### Short task
Your task is to copy each line that has the word "School".

### Entries shown
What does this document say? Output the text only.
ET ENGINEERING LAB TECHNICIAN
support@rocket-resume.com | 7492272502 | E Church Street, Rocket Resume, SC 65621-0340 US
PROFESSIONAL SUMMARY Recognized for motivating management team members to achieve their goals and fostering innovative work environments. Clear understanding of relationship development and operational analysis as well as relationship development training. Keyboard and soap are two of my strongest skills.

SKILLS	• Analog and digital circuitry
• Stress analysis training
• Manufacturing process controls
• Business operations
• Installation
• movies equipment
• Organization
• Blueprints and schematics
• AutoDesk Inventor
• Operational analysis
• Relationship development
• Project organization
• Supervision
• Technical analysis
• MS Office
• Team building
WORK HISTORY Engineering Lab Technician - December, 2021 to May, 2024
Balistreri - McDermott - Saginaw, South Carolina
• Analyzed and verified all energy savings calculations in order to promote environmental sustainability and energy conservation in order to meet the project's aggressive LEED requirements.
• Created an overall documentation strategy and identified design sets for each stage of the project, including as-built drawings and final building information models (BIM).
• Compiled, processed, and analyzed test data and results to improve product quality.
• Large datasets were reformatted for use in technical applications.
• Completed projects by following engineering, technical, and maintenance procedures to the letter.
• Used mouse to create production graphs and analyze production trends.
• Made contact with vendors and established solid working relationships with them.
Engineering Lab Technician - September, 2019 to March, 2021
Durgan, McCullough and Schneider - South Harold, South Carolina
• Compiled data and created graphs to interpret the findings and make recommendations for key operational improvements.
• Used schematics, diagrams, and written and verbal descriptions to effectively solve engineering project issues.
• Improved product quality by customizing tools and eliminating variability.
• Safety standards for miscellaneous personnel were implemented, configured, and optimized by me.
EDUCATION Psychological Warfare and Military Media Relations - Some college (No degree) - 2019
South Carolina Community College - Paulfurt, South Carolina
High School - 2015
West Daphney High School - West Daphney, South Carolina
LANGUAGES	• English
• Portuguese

### Response for this exercise
High School - 2015
West Daphney High School - West Daphney, South Carolina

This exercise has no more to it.